• **PROBLEM TO SOLVE**
Make an exact copy of the listing below.

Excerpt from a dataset
↓↓↓
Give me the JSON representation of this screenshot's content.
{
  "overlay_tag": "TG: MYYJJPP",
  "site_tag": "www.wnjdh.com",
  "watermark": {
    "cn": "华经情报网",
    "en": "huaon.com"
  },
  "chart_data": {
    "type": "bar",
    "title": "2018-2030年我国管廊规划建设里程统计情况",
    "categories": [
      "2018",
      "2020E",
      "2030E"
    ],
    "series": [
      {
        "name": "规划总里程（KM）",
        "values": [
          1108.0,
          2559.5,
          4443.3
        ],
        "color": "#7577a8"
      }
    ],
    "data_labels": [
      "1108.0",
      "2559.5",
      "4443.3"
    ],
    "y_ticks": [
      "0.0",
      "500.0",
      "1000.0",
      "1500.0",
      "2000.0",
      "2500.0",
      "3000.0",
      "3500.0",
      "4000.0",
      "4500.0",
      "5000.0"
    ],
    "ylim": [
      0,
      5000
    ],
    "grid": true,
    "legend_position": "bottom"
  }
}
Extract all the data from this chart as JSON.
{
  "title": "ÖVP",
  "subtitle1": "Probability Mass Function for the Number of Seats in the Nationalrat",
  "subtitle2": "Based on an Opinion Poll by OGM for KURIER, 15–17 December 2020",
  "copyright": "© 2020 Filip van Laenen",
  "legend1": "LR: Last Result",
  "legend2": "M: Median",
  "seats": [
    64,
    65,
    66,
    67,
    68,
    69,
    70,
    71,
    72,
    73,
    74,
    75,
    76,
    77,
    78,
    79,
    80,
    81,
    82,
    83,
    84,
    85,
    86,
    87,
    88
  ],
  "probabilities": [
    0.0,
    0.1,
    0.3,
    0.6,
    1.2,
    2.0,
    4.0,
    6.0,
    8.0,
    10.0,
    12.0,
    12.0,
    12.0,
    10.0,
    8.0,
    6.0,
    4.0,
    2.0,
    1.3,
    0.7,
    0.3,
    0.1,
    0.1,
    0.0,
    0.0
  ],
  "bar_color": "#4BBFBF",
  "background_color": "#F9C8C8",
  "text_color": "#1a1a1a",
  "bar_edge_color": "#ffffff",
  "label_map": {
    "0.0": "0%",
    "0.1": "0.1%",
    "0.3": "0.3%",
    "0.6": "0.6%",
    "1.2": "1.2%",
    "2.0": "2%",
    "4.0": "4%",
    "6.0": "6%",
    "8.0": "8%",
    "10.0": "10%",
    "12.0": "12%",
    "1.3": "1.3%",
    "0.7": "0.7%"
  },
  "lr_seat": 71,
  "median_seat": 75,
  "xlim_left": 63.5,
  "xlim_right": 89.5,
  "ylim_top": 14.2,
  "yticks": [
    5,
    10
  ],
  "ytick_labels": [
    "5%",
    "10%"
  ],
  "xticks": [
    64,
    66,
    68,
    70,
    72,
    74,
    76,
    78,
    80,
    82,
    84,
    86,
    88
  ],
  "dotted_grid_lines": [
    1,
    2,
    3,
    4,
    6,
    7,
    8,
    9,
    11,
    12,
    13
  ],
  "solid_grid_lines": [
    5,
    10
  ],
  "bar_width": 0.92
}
↑↑↑
• **RESPONSE**
Give me the JSON representation of this screenshot's content.
{
  "overlay_tag": "TG: MYYJJPP",
  "site_tag": "www.wnjdh.com",
  "watermark": {
    "cn": "华经情报网",
    "en": "huaon.com"
  },
  "chart_data": {
    "type": "bar",
    "title": "2018-2030年我国管廊规划建设里程统计情况",
    "categories": [
      "2018",
      "2020E",
      "2030E"
    ],
    "series": [
      {
        "name": "规划总里程（KM）",
        "values": [
          1108.0,
          2559.5,
          4443.3
        ],
        "color": "#7577a8"
      }
    ],
    "data_labels": [
      "1108.0",
      "2559.5",
      "4443.3"
    ],
    "y_ticks": [
      "0.0",
      "500.0",
      "1000.0",
      "1500.0",
      "2000.0",
      "2500.0",
      "3000.0",
      "3500.0",
      "4000.0",
      "4500.0",
      "5000.0"
    ],
    "ylim": [
      0,
      5000
    ],
    "grid": true,
    "legend_position": "bottom"
  }
}
Extract all the data from this chart as JSON.
{
  "title": "ÖVP",
  "subtitle1": "Probability Mass Function for the Number of Seats in the Nationalrat",
  "subtitle2": "Based on an Opinion Poll by OGM for KURIER, 15–17 December 2020",
  "copyright": "© 2020 Filip van Laenen",
  "legend1": "LR: Last Result",
  "legend2": "M: Median",
  "seats": [
    64,
    65,
    66,
    67,
    68,
    69,
    70,
    71,
    72,
    73,
    74,
    75,
    76,
    77,
    78,
    79,
    80,
    81,
    82,
    83,
    84,
    85,
    86,
    87,
    88
  ],
  "probabilities": [
    0.0,
    0.1,
    0.3,
    0.6,
    1.2,
    2.0,
    4.0,
    6.0,
    8.0,
    10.0,
    12.0,
    12.0,
    12.0,
    10.0,
    8.0,
    6.0,
    4.0,
    2.0,
    1.3,
    0.7,
    0.3,
    0.1,
    0.1,
    0.0,
    0.0
  ],
  "bar_color": "#4BBFBF",
  "background_color": "#F9C8C8",
  "text_color": "#1a1a1a",
  "bar_edge_color": "#ffffff",
  "label_map": {
    "0.0": "0%",
    "0.1": "0.1%",
    "0.3": "0.3%",
    "0.6": "0.6%",
    "1.2": "1.2%",
    "2.0": "2%",
    "4.0": "4%",
    "6.0": "6%",
    "8.0": "8%",
    "10.0": "10%",
    "12.0": "12%",
    "1.3": "1.3%",
    "0.7": "0.7%"
  },
  "lr_seat": 71,
  "median_seat": 75,
  "xlim_left": 63.5,
  "xlim_right": 89.5,
  "ylim_top": 14.2,
  "yticks": [
    5,
    10
  ],
  "ytick_labels": [
    "5%",
    "10%"
  ],
  "xticks": [
    64,
    66,
    68,
    70,
    72,
    74,
    76,
    78,
    80,
    82,
    84,
    86,
    88
  ],
  "dotted_grid_lines": [
    1,
    2,
    3,
    4,
    6,
    7,
    8,
    9,
    11,
    12,
    13
  ],
  "solid_grid_lines": [
    5,
    10
  ],
  "bar_width": 0.92
}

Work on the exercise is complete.